◆ Aim:
Below are some records; work out how many of their lines contain "إليك" and give the number only.

◆ Saved entries:
····················

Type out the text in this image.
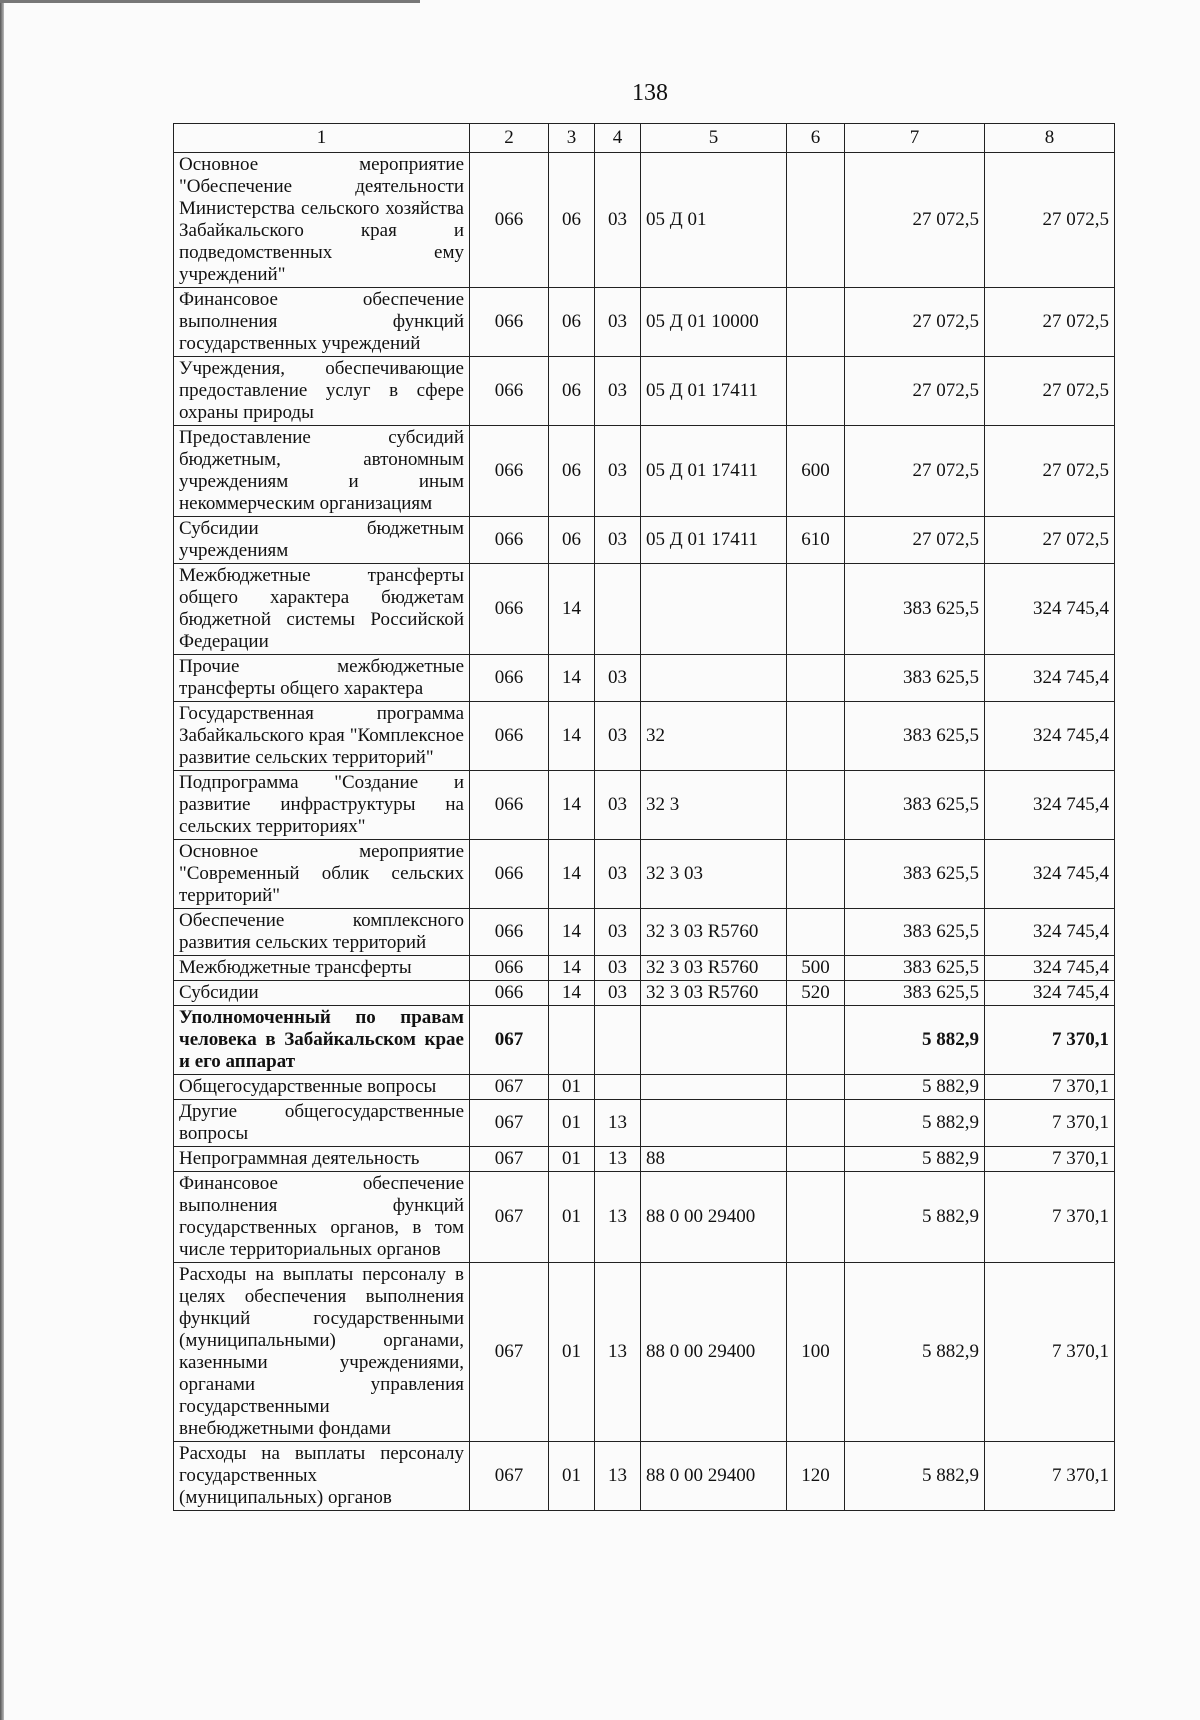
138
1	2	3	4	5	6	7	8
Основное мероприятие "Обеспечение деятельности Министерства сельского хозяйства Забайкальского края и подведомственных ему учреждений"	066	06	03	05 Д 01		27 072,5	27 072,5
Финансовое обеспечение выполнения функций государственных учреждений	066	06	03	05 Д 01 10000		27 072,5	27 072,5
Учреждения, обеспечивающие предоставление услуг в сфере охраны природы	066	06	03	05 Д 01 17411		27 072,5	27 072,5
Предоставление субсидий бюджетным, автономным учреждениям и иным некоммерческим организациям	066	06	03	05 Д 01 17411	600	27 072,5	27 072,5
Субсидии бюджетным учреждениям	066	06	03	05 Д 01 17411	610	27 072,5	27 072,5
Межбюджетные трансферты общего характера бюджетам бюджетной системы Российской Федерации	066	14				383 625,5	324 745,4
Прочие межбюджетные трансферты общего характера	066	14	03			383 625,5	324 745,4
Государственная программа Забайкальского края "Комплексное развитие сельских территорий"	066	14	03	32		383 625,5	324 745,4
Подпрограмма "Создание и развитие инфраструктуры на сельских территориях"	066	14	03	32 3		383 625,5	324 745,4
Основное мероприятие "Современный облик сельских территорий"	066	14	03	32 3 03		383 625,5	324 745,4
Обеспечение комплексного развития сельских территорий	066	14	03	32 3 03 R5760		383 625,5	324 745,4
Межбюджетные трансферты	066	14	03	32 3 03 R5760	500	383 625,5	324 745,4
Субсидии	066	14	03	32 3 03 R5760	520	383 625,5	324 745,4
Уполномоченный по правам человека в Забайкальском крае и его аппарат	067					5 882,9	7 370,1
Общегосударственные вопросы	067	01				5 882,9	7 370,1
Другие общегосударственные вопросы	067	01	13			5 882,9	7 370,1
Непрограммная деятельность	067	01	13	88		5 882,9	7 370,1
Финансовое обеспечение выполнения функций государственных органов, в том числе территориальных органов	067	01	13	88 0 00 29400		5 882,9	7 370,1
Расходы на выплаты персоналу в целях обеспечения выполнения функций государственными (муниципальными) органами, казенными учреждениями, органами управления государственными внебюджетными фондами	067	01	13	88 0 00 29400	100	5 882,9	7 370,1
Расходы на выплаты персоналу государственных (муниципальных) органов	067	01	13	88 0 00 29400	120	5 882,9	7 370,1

····················

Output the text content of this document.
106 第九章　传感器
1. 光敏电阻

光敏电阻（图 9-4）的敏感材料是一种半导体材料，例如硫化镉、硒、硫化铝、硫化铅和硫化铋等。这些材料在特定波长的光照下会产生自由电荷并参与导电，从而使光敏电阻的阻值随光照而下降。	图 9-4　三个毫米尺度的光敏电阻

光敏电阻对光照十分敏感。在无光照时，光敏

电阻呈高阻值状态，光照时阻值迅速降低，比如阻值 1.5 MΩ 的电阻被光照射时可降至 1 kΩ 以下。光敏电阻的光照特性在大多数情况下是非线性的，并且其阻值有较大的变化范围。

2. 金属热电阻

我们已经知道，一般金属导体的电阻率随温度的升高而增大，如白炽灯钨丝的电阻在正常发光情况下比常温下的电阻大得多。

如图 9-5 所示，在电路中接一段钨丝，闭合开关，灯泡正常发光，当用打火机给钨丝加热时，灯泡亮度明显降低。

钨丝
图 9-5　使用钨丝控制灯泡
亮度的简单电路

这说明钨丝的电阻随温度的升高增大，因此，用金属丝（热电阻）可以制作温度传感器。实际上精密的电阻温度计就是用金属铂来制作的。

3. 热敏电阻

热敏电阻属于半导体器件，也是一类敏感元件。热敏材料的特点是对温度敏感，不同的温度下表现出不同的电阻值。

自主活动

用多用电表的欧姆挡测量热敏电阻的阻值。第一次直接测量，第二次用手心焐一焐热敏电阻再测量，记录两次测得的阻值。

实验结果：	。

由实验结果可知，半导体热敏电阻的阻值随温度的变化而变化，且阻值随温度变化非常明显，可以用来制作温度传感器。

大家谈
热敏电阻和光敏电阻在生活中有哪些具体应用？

····················

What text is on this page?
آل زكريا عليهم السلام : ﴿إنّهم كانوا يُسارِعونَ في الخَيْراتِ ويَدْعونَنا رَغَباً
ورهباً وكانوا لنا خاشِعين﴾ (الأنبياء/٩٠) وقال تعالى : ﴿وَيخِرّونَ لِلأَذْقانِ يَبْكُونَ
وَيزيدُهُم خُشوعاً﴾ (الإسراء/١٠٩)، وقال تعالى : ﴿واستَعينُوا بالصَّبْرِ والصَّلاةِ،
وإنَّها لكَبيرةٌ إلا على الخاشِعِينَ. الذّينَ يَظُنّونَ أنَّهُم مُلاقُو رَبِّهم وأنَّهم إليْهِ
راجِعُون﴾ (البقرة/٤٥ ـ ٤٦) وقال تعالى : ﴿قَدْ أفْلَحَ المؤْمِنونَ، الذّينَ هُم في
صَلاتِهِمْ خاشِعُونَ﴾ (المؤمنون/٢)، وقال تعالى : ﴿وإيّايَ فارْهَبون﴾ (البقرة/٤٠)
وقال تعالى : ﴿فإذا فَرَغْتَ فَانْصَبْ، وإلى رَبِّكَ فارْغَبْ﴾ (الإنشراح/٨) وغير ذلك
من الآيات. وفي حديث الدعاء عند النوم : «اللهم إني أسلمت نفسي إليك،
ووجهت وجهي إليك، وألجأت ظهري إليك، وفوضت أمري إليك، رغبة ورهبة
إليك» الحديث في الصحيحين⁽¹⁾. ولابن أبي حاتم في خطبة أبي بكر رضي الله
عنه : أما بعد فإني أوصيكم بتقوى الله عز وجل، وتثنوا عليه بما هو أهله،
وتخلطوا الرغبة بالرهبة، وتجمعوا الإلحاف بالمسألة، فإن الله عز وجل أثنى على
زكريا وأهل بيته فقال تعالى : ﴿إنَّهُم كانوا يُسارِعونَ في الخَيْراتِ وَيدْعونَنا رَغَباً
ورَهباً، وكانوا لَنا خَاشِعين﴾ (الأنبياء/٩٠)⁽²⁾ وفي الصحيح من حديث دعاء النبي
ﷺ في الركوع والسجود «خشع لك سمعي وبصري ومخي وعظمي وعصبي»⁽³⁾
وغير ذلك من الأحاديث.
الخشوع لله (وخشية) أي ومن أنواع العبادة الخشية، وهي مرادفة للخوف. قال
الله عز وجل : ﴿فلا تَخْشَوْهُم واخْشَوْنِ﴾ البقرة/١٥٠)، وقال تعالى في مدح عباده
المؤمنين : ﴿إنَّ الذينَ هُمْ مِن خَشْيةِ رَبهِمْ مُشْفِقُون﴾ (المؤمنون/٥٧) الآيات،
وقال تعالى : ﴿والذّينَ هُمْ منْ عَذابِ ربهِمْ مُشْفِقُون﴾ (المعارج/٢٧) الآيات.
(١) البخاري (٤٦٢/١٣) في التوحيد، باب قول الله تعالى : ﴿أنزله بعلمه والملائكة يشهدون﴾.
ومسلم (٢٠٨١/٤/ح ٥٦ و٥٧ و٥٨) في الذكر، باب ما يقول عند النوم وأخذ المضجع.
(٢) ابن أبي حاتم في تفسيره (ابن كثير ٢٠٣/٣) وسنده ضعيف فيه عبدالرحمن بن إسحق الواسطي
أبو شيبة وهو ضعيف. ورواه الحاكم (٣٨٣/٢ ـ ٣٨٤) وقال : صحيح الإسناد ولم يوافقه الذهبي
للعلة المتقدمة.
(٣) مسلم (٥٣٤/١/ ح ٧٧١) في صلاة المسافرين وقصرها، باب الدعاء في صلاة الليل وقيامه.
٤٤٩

····················

◆ Exercise result:
3